WORK TO COMPLETE: Copy each line of the data below exactly, leaving out pictures.

# Start of RECORDS PROVIDED

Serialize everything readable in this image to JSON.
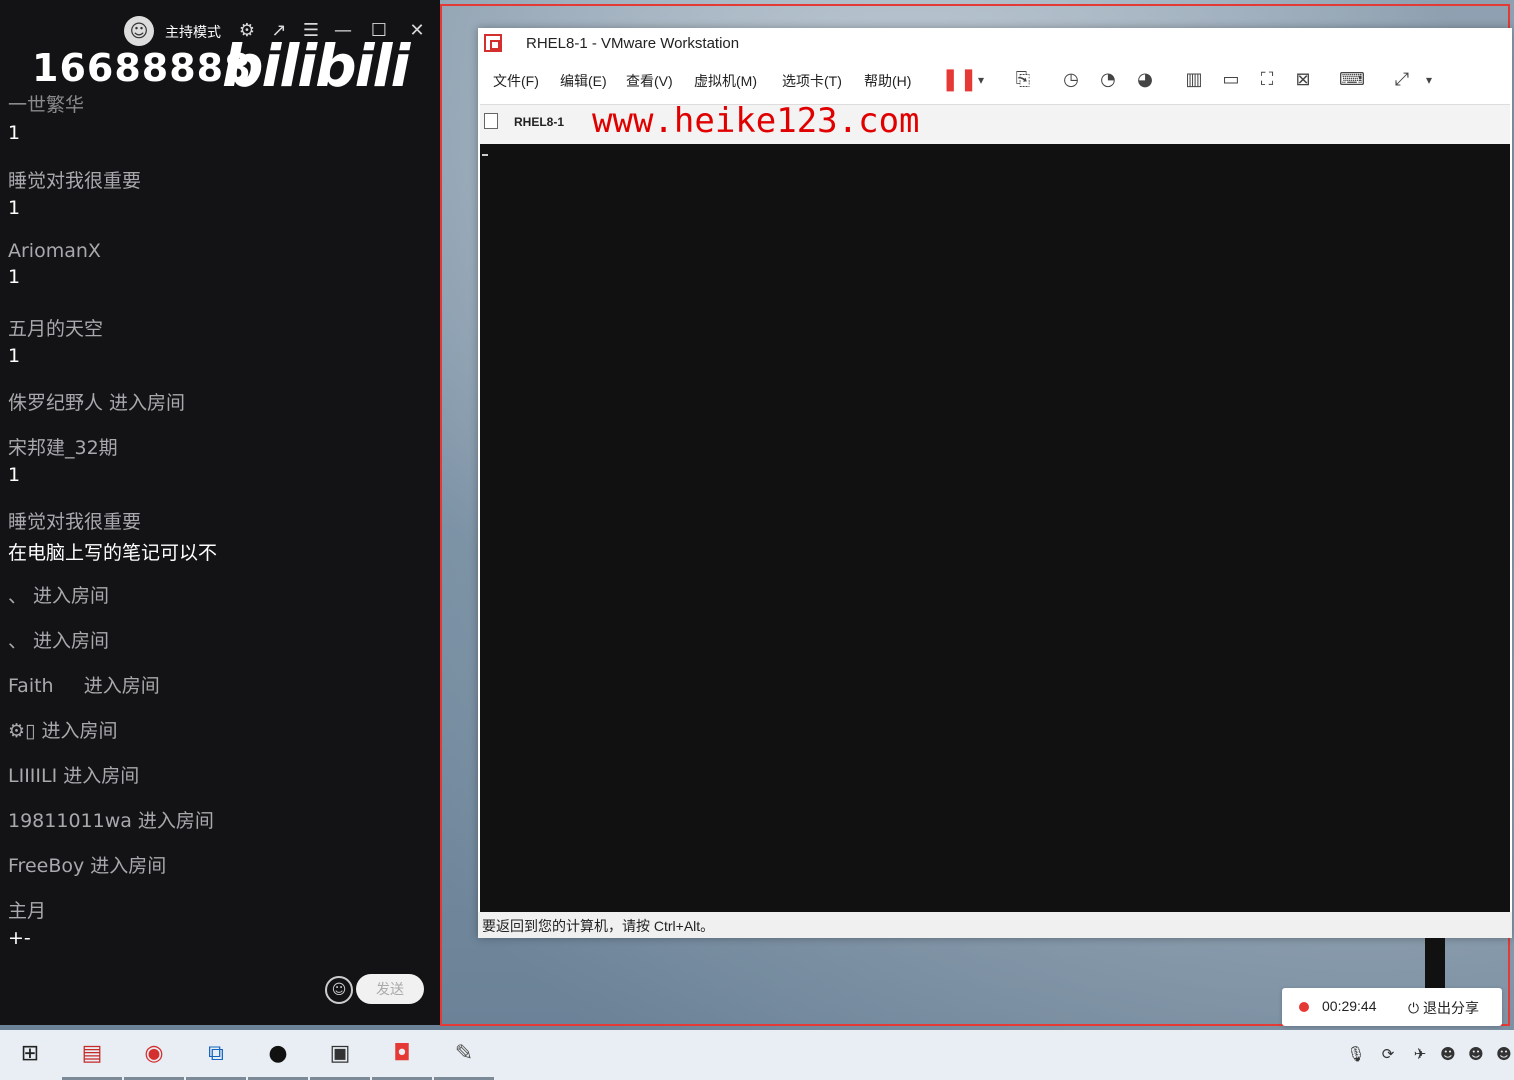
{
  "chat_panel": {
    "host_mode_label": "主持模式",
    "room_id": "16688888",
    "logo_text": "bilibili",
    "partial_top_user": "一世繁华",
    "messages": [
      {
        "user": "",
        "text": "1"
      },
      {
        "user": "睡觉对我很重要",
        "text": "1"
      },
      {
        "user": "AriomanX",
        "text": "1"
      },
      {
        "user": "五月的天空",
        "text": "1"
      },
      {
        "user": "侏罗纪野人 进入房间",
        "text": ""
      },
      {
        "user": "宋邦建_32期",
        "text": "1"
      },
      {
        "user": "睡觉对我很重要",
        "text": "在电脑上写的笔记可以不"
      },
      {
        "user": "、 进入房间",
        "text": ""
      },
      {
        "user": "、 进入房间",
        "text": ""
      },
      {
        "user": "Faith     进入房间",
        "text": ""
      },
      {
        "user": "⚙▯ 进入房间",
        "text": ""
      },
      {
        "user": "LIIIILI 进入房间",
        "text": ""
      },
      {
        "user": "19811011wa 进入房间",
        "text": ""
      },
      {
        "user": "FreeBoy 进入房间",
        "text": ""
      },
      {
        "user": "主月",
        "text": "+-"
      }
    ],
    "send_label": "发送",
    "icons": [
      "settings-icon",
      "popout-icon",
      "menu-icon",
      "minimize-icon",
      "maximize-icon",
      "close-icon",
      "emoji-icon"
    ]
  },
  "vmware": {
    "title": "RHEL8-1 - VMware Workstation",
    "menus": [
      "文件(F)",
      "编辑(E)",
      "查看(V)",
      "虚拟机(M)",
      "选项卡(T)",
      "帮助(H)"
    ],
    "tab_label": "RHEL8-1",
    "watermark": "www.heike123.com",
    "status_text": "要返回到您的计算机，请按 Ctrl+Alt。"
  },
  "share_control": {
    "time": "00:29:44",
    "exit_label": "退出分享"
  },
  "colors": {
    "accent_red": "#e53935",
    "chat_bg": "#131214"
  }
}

# End of RECORDS PROVIDED

RESPONSE TO THIS TASK:
Serialize everything readable in this image to JSON.
{
  "chat_panel": {
    "host_mode_label": "主持模式",
    "room_id": "16688888",
    "logo_text": "bilibili",
    "partial_top_user": "一世繁华",
    "messages": [
      {
        "user": "",
        "text": "1"
      },
      {
        "user": "睡觉对我很重要",
        "text": "1"
      },
      {
        "user": "AriomanX",
        "text": "1"
      },
      {
        "user": "五月的天空",
        "text": "1"
      },
      {
        "user": "侏罗纪野人 进入房间",
        "text": ""
      },
      {
        "user": "宋邦建_32期",
        "text": "1"
      },
      {
        "user": "睡觉对我很重要",
        "text": "在电脑上写的笔记可以不"
      },
      {
        "user": "、 进入房间",
        "text": ""
      },
      {
        "user": "、 进入房间",
        "text": ""
      },
      {
        "user": "Faith     进入房间",
        "text": ""
      },
      {
        "user": "⚙▯ 进入房间",
        "text": ""
      },
      {
        "user": "LIIIILI 进入房间",
        "text": ""
      },
      {
        "user": "19811011wa 进入房间",
        "text": ""
      },
      {
        "user": "FreeBoy 进入房间",
        "text": ""
      },
      {
        "user": "主月",
        "text": "+-"
      }
    ],
    "send_label": "发送",
    "icons": [
      "settings-icon",
      "popout-icon",
      "menu-icon",
      "minimize-icon",
      "maximize-icon",
      "close-icon",
      "emoji-icon"
    ]
  },
  "vmware": {
    "title": "RHEL8-1 - VMware Workstation",
    "menus": [
      "文件(F)",
      "编辑(E)",
      "查看(V)",
      "虚拟机(M)",
      "选项卡(T)",
      "帮助(H)"
    ],
    "tab_label": "RHEL8-1",
    "watermark": "www.heike123.com",
    "status_text": "要返回到您的计算机，请按 Ctrl+Alt。"
  },
  "share_control": {
    "time": "00:29:44",
    "exit_label": "退出分享"
  },
  "colors": {
    "accent_red": "#e53935",
    "chat_bg": "#131214"
  }
}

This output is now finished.